▸ **Work to complete**: Return each line of the records with nothing changed, pictures excepted.

+++

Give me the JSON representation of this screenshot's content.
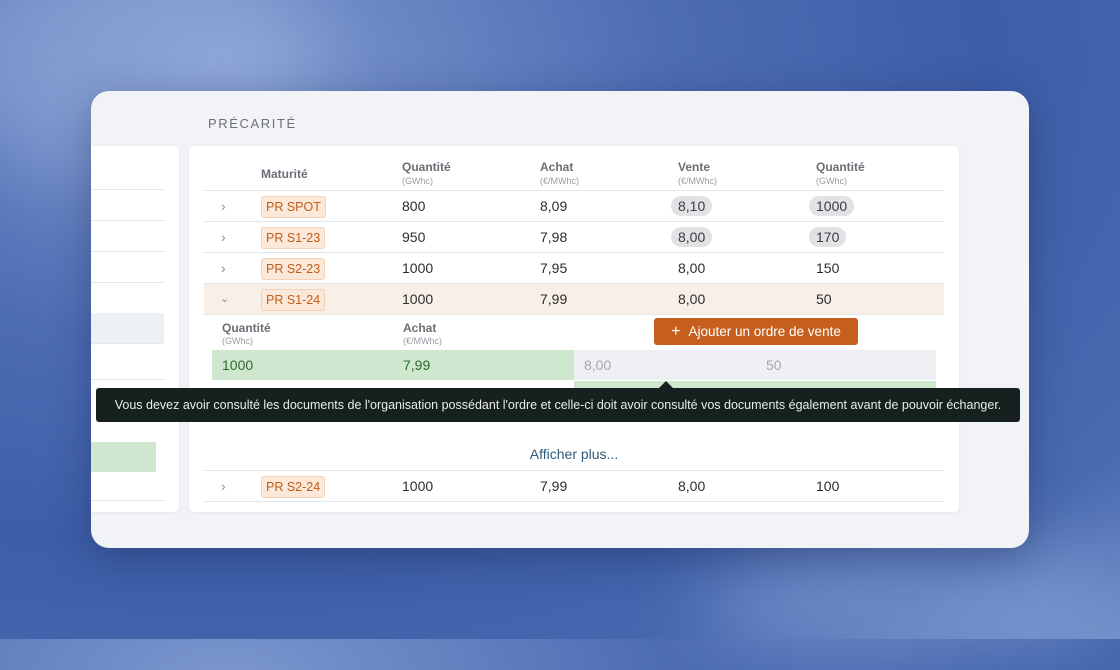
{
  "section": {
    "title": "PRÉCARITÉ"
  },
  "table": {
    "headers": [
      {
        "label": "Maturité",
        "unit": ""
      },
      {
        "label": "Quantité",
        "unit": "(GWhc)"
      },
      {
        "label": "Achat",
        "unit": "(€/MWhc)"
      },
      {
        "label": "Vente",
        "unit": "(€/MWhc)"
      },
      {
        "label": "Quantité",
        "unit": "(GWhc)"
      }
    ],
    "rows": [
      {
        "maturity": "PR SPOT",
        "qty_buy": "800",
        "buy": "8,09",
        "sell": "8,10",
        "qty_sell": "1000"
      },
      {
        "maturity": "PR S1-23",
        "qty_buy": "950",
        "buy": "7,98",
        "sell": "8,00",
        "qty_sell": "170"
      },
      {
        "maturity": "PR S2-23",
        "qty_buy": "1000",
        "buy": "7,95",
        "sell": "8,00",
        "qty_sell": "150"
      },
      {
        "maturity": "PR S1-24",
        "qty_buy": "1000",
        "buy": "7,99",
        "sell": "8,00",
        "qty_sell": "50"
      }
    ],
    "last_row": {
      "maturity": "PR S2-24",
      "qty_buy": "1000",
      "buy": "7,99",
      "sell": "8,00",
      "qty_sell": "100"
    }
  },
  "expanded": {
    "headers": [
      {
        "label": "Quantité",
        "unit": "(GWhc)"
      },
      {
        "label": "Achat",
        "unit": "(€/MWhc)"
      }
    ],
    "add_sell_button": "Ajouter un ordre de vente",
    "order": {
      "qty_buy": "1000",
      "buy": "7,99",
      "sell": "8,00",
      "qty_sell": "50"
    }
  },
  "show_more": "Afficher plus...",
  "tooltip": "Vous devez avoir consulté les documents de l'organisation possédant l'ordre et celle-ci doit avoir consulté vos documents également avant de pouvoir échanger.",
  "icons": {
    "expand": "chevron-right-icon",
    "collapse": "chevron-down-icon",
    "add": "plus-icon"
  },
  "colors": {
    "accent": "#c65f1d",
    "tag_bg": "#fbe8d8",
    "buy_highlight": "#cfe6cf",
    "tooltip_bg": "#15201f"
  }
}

+++

▸ **Answer below**:
Give me the JSON representation of this screenshot's content.
{
  "section": {
    "title": "PRÉCARITÉ"
  },
  "table": {
    "headers": [
      {
        "label": "Maturité",
        "unit": ""
      },
      {
        "label": "Quantité",
        "unit": "(GWhc)"
      },
      {
        "label": "Achat",
        "unit": "(€/MWhc)"
      },
      {
        "label": "Vente",
        "unit": "(€/MWhc)"
      },
      {
        "label": "Quantité",
        "unit": "(GWhc)"
      }
    ],
    "rows": [
      {
        "maturity": "PR SPOT",
        "qty_buy": "800",
        "buy": "8,09",
        "sell": "8,10",
        "qty_sell": "1000"
      },
      {
        "maturity": "PR S1-23",
        "qty_buy": "950",
        "buy": "7,98",
        "sell": "8,00",
        "qty_sell": "170"
      },
      {
        "maturity": "PR S2-23",
        "qty_buy": "1000",
        "buy": "7,95",
        "sell": "8,00",
        "qty_sell": "150"
      },
      {
        "maturity": "PR S1-24",
        "qty_buy": "1000",
        "buy": "7,99",
        "sell": "8,00",
        "qty_sell": "50"
      }
    ],
    "last_row": {
      "maturity": "PR S2-24",
      "qty_buy": "1000",
      "buy": "7,99",
      "sell": "8,00",
      "qty_sell": "100"
    }
  },
  "expanded": {
    "headers": [
      {
        "label": "Quantité",
        "unit": "(GWhc)"
      },
      {
        "label": "Achat",
        "unit": "(€/MWhc)"
      }
    ],
    "add_sell_button": "Ajouter un ordre de vente",
    "order": {
      "qty_buy": "1000",
      "buy": "7,99",
      "sell": "8,00",
      "qty_sell": "50"
    }
  },
  "show_more": "Afficher plus...",
  "tooltip": "Vous devez avoir consulté les documents de l'organisation possédant l'ordre et celle-ci doit avoir consulté vos documents également avant de pouvoir échanger.",
  "icons": {
    "expand": "chevron-right-icon",
    "collapse": "chevron-down-icon",
    "add": "plus-icon"
  },
  "colors": {
    "accent": "#c65f1d",
    "tag_bg": "#fbe8d8",
    "buy_highlight": "#cfe6cf",
    "tooltip_bg": "#15201f"
  }
}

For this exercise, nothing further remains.